• [Recorded information]:
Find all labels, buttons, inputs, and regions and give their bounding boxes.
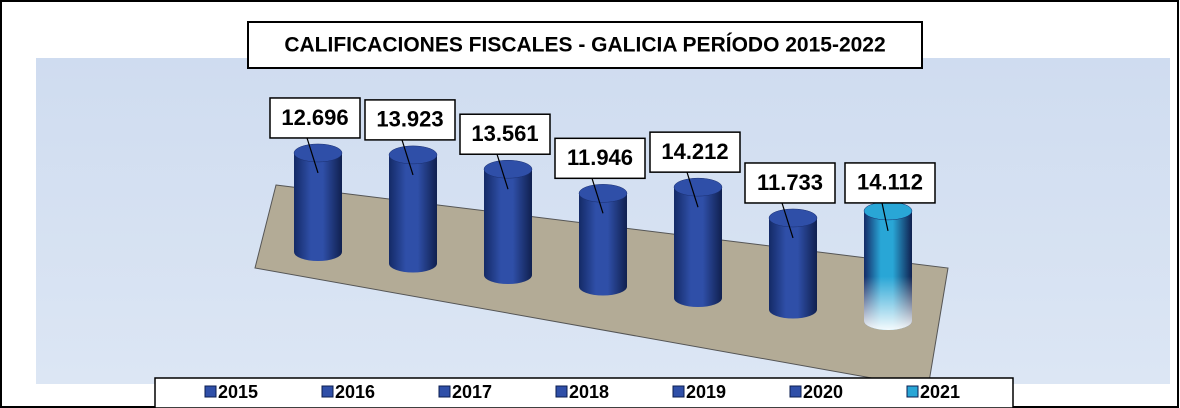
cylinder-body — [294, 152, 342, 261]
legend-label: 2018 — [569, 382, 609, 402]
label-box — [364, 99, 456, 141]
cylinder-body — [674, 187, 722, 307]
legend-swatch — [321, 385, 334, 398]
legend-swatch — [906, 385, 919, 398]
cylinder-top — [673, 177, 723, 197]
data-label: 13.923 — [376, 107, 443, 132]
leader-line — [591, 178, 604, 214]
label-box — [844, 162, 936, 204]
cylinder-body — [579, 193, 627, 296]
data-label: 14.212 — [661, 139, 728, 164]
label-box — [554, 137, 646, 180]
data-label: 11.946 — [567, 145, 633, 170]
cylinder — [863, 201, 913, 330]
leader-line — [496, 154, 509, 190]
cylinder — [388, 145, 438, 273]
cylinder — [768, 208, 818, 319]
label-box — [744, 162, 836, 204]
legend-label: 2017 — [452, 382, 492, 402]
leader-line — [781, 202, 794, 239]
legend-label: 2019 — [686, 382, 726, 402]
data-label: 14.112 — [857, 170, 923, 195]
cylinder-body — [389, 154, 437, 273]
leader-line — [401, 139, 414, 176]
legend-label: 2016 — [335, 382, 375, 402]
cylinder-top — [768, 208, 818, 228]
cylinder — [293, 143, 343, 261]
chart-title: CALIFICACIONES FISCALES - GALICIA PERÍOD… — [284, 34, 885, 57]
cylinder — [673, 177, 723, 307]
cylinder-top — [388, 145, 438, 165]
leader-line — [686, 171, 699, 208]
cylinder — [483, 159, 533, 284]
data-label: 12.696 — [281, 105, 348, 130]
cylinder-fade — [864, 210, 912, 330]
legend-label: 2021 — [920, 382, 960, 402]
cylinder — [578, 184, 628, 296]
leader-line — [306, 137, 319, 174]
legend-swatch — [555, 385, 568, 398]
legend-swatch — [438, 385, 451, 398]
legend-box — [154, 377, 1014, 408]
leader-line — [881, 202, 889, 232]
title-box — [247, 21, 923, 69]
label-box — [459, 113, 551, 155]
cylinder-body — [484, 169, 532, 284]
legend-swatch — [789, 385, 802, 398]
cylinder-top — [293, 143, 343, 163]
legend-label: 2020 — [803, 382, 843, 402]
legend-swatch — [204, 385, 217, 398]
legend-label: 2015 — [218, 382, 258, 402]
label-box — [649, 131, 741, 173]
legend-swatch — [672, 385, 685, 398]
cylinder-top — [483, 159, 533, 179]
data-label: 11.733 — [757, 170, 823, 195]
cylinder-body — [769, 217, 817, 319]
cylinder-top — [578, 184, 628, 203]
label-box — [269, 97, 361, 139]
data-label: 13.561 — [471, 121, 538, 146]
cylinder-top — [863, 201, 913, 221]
--
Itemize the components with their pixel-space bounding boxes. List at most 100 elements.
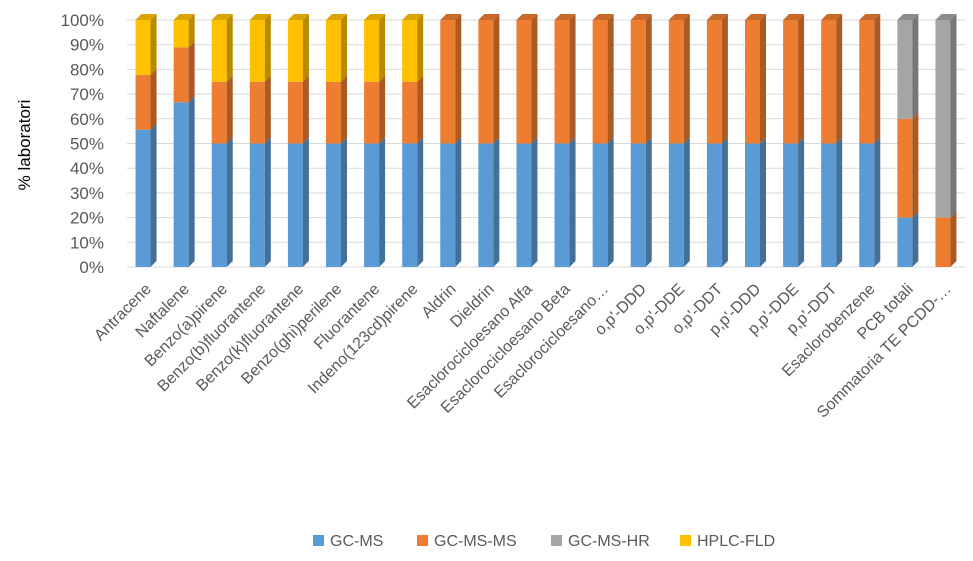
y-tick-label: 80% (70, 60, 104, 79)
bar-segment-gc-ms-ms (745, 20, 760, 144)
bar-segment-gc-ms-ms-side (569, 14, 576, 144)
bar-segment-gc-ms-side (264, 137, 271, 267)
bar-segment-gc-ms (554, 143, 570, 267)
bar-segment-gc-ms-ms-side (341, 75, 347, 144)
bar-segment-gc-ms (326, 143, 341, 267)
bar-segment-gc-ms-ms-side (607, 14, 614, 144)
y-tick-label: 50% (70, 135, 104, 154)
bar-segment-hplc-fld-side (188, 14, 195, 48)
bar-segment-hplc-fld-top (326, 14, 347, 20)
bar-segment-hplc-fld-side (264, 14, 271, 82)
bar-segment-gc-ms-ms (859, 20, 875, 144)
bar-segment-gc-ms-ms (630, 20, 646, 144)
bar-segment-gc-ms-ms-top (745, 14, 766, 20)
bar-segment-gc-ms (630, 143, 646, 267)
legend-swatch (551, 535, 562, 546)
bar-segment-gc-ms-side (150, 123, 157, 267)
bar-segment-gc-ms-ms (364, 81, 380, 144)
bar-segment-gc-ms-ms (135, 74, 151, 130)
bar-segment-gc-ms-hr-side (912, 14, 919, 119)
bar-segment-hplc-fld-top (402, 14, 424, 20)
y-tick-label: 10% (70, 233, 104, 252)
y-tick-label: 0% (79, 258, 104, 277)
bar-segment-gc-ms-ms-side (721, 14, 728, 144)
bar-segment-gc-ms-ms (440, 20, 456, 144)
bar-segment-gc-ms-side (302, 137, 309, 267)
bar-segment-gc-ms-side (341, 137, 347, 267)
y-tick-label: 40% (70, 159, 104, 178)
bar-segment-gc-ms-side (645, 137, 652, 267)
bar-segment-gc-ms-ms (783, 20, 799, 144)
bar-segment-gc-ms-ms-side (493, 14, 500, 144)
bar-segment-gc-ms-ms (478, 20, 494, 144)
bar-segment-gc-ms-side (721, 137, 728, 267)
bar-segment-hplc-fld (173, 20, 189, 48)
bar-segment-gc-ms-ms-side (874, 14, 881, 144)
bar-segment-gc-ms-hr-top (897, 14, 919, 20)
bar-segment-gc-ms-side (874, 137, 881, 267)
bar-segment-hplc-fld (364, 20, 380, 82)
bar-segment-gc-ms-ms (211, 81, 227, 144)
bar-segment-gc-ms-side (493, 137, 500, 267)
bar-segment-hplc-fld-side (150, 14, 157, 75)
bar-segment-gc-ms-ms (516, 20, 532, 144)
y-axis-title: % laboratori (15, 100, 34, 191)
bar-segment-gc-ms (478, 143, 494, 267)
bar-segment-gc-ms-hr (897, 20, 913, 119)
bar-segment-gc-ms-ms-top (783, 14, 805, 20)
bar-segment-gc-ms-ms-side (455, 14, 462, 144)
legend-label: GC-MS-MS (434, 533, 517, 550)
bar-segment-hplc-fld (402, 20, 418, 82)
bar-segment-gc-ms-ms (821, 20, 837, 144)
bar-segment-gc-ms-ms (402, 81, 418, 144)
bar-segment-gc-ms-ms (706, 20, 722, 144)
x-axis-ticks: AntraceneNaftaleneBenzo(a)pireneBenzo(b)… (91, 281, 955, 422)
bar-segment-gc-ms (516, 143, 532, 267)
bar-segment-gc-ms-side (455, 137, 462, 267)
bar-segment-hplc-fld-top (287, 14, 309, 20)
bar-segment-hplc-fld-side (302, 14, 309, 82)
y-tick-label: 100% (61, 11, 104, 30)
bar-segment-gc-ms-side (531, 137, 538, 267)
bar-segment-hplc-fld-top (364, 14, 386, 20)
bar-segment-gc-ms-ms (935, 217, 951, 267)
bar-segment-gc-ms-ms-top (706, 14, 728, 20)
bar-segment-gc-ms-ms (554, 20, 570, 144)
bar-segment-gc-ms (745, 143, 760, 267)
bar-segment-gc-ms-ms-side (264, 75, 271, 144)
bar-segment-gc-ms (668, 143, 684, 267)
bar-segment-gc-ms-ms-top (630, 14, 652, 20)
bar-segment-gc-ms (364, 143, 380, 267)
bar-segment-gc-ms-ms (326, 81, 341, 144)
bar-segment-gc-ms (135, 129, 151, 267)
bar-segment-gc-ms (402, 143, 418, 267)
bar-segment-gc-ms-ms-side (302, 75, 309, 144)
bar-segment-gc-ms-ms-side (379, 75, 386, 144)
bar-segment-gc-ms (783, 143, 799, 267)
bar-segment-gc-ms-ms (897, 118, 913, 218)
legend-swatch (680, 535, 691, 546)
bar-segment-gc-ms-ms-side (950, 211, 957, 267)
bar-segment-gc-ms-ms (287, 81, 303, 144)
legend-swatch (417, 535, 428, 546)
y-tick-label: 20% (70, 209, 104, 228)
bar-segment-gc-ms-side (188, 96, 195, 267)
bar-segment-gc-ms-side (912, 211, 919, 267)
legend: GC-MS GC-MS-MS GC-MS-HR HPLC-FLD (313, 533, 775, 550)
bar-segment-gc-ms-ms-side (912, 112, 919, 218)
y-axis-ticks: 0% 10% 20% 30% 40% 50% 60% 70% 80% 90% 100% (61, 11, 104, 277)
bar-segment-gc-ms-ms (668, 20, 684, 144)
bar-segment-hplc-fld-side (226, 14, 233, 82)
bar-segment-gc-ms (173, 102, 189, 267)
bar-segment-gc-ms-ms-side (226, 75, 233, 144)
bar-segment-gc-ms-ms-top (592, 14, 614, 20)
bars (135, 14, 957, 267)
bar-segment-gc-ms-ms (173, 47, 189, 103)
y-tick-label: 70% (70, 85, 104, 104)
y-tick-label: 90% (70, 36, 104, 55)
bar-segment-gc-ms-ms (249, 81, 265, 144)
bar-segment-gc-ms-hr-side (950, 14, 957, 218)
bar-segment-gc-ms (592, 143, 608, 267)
==
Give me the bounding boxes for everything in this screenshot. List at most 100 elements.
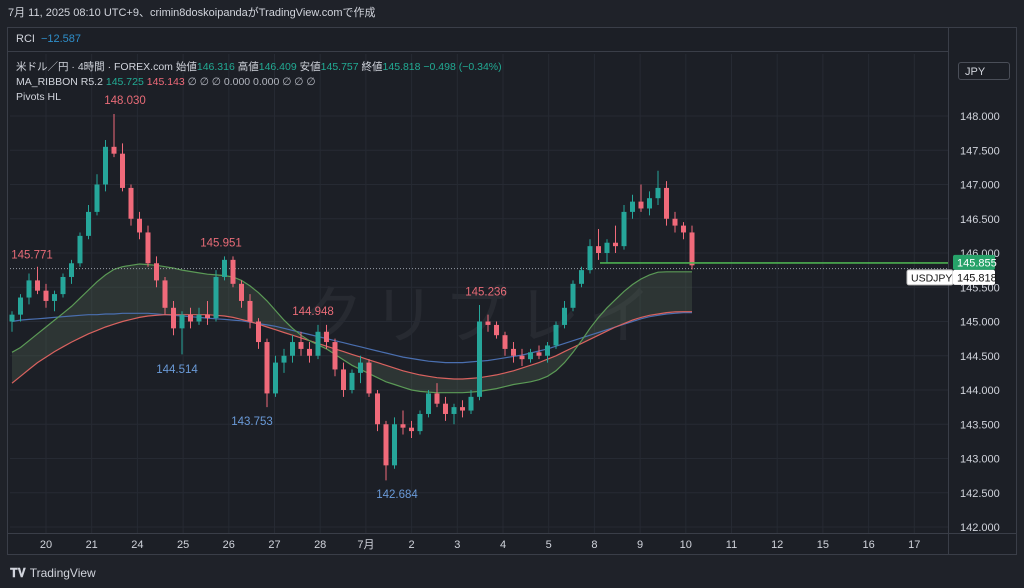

• [Required task]: Put the items from the line containing "Find all labels, buttons, inputs, and" through the line containing "leader-line — [496, 154, 509, 190]" into a two-column CSV with the columns instruction and response. Give one row per item, with its text and its answer each in a single quoted field and line breaks replaced by spaces, and leave the pictures out.

• [Exercise solution]:
instruction,response
"Find all labels, buttons, inputs, and regions and give their bounding boxes.","cylinder-body — [294, 152, 342, 261] legend-label: 2018 — [569, 382, 609, 402] label-box — [364, 99, 456, 141] cylinder-body — [674, 187, 722, 307] legend-swatch — [321, 385, 334, 398] legend-swatch — [906, 385, 919, 398] cylinder-top — [673, 177, 723, 197] data-label: 13.923 — [376, 107, 443, 132] leader-line — [591, 178, 604, 214] label-box — [844, 162, 936, 204] cylinder-body — [579, 193, 627, 296] data-label: 14.212 — [661, 139, 728, 164] label-box — [554, 137, 646, 180] data-label: 11.946 — [567, 145, 633, 170] cylinder — [863, 201, 913, 330] leader-line — [496, 154, 509, 190]"